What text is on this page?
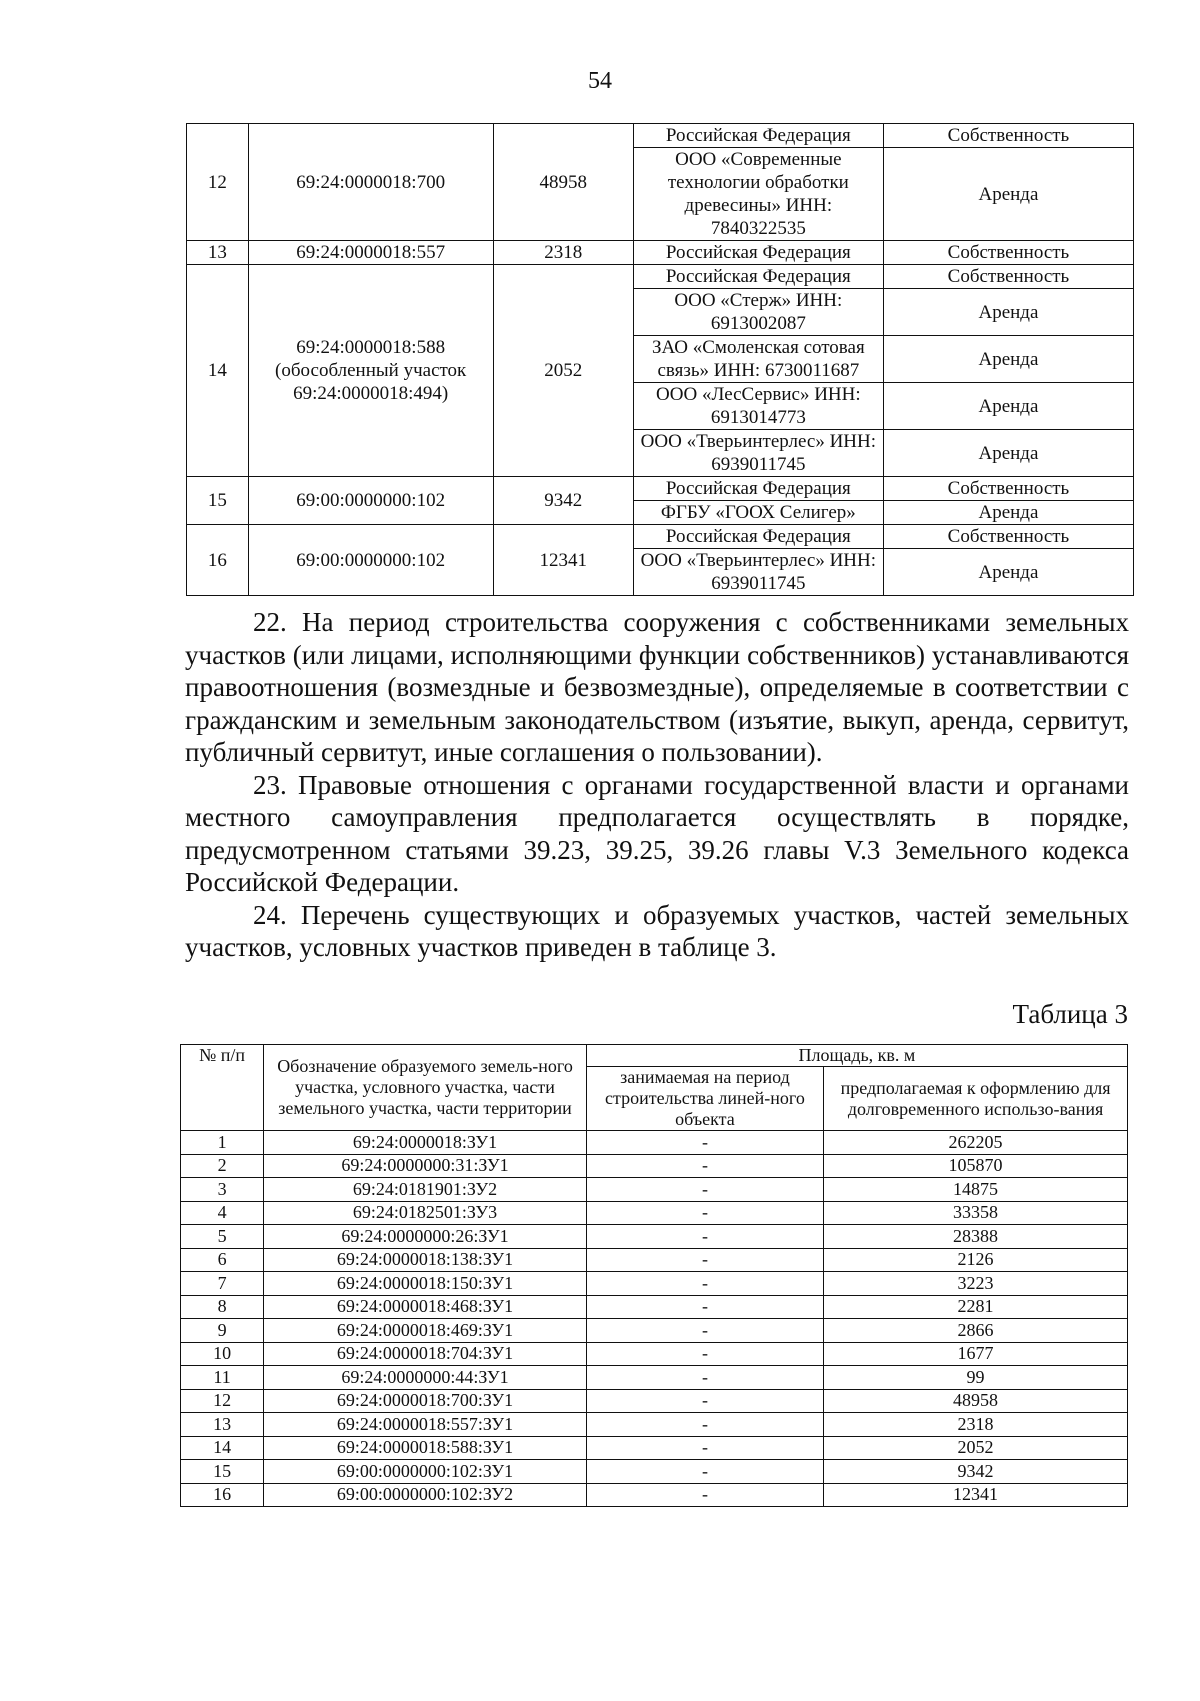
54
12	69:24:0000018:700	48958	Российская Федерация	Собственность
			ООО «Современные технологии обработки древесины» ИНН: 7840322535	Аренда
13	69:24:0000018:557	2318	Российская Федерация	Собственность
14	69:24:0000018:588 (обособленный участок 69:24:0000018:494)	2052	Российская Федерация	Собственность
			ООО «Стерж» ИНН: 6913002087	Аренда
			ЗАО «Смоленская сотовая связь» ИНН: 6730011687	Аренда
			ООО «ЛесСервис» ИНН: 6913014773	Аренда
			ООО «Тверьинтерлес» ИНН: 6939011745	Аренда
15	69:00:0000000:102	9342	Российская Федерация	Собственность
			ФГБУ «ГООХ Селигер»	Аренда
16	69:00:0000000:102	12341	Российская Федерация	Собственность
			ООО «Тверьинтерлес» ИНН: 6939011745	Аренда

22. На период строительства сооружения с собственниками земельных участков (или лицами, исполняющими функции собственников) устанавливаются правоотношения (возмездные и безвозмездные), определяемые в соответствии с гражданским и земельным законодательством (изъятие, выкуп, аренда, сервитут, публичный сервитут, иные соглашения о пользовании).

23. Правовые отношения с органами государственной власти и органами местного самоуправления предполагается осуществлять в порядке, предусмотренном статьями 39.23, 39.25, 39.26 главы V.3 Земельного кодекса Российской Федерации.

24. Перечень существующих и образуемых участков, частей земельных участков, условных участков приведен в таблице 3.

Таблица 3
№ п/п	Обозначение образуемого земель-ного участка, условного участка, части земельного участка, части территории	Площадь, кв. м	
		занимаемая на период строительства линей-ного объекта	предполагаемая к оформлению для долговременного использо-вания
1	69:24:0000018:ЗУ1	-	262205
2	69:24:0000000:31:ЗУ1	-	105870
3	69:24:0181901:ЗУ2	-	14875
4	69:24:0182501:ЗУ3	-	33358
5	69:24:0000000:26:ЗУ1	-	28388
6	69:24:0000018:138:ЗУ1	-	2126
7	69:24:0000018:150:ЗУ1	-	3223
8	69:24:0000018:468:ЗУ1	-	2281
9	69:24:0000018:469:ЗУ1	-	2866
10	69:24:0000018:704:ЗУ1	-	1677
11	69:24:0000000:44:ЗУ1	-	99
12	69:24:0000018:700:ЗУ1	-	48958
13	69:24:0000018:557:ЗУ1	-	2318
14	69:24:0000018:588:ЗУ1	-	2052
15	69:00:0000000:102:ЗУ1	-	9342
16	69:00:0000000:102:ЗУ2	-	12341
◇ ◇ ◇ ◇ ◇ ◇ ◇
◆ PROBLEM TO WORK ON
Print the records word for word and exclude any picture they hold.

◆ FINAL RESULT
What text is on this page?
54
12	69:24:0000018:700	48958	Российская Федерация	Собственность
			ООО «Современные технологии обработки древесины» ИНН: 7840322535	Аренда
13	69:24:0000018:557	2318	Российская Федерация	Собственность
14	69:24:0000018:588 (обособленный участок 69:24:0000018:494)	2052	Российская Федерация	Собственность
			ООО «Стерж» ИНН: 6913002087	Аренда
			ЗАО «Смоленская сотовая связь» ИНН: 6730011687	Аренда
			ООО «ЛесСервис» ИНН: 6913014773	Аренда
			ООО «Тверьинтерлес» ИНН: 6939011745	Аренда
15	69:00:0000000:102	9342	Российская Федерация	Собственность
			ФГБУ «ГООХ Селигер»	Аренда
16	69:00:0000000:102	12341	Российская Федерация	Собственность
			ООО «Тверьинтерлес» ИНН: 6939011745	Аренда

22. На период строительства сооружения с собственниками земельных участков (или лицами, исполняющими функции собственников) устанавливаются правоотношения (возмездные и безвозмездные), определяемые в соответствии с гражданским и земельным законодательством (изъятие, выкуп, аренда, сервитут, публичный сервитут, иные соглашения о пользовании).

23. Правовые отношения с органами государственной власти и органами местного самоуправления предполагается осуществлять в порядке, предусмотренном статьями 39.23, 39.25, 39.26 главы V.3 Земельного кодекса Российской Федерации.

24. Перечень существующих и образуемых участков, частей земельных участков, условных участков приведен в таблице 3.

Таблица 3
№ п/п	Обозначение образуемого земель-ного участка, условного участка, части земельного участка, части территории	Площадь, кв. м	
		занимаемая на период строительства линей-ного объекта	предполагаемая к оформлению для долговременного использо-вания
1	69:24:0000018:ЗУ1	-	262205
2	69:24:0000000:31:ЗУ1	-	105870
3	69:24:0181901:ЗУ2	-	14875
4	69:24:0182501:ЗУ3	-	33358
5	69:24:0000000:26:ЗУ1	-	28388
6	69:24:0000018:138:ЗУ1	-	2126
7	69:24:0000018:150:ЗУ1	-	3223
8	69:24:0000018:468:ЗУ1	-	2281
9	69:24:0000018:469:ЗУ1	-	2866
10	69:24:0000018:704:ЗУ1	-	1677
11	69:24:0000000:44:ЗУ1	-	99
12	69:24:0000018:700:ЗУ1	-	48958
13	69:24:0000018:557:ЗУ1	-	2318
14	69:24:0000018:588:ЗУ1	-	2052
15	69:00:0000000:102:ЗУ1	-	9342
16	69:00:0000000:102:ЗУ2	-	12341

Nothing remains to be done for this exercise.